## WORKING DATA:
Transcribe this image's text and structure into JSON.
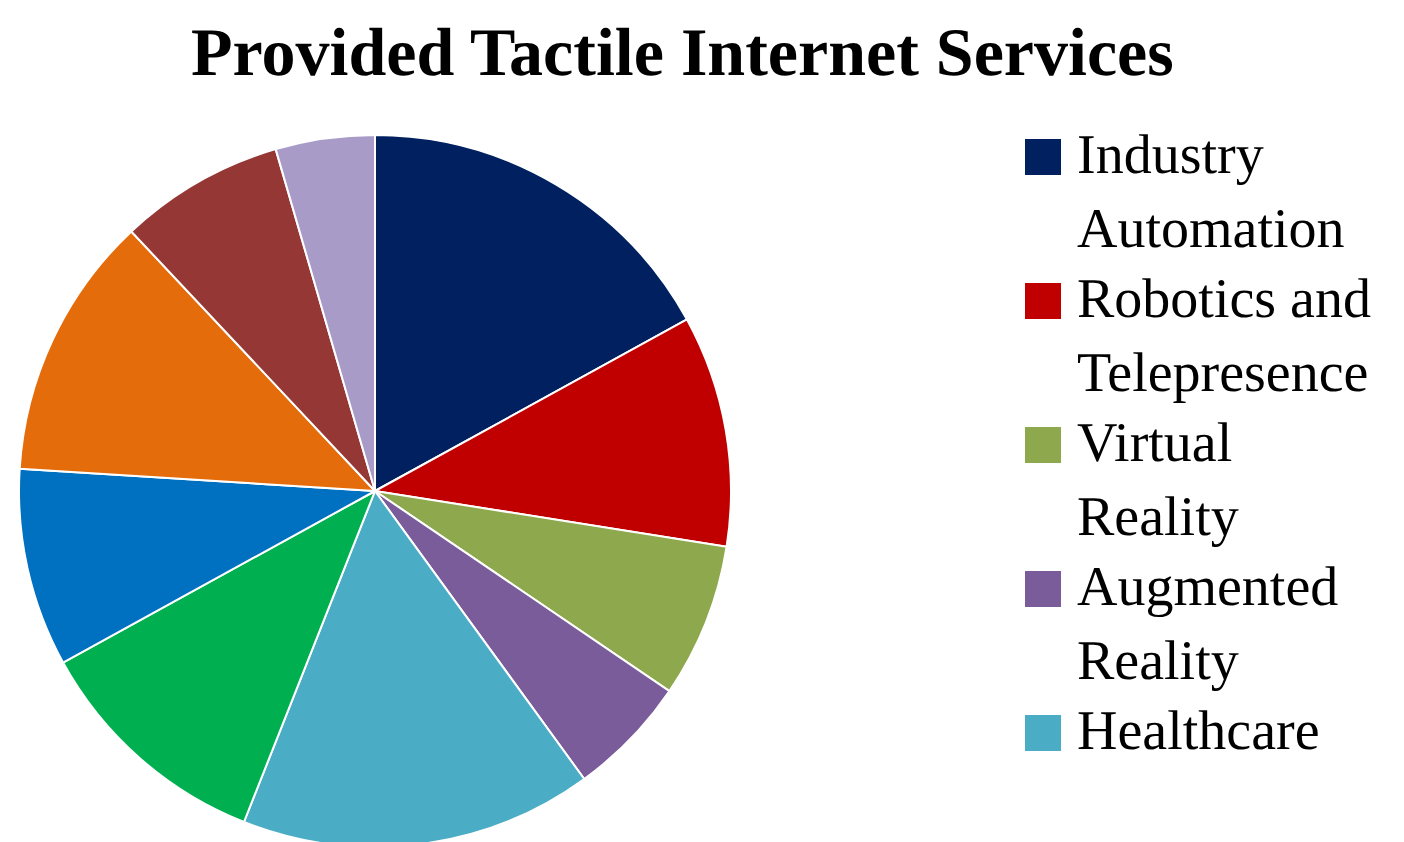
{
  "chart_data": {
    "type": "pie",
    "title": "Provided Tactile Internet Services",
    "categories": [
      "Industry Automation",
      "Robotics and Telepresence",
      "Virtual Reality",
      "Augmented Reality",
      "Healthcare",
      null,
      null,
      null,
      null,
      null
    ],
    "values": [
      17,
      10.5,
      7,
      5.5,
      16,
      11,
      9,
      12,
      7.5,
      4.5
    ],
    "colors": [
      "#002060",
      "#c00000",
      "#8ea84e",
      "#7b5c9a",
      "#4bacc6",
      "#00b050",
      "#0070c0",
      "#e46c0a",
      "#953735",
      "#a99bc8"
    ],
    "legend": "right"
  }
}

## AIM:
Quote the material exactly. Pictures stay out.

## TASK RESULT:
Transcribe this image's text and structure into JSON.
{
  "chart_data": {
    "type": "pie",
    "title": "Provided Tactile Internet Services",
    "categories": [
      "Industry Automation",
      "Robotics and Telepresence",
      "Virtual Reality",
      "Augmented Reality",
      "Healthcare",
      null,
      null,
      null,
      null,
      null
    ],
    "values": [
      17,
      10.5,
      7,
      5.5,
      16,
      11,
      9,
      12,
      7.5,
      4.5
    ],
    "colors": [
      "#002060",
      "#c00000",
      "#8ea84e",
      "#7b5c9a",
      "#4bacc6",
      "#00b050",
      "#0070c0",
      "#e46c0a",
      "#953735",
      "#a99bc8"
    ],
    "legend": "right"
  }
}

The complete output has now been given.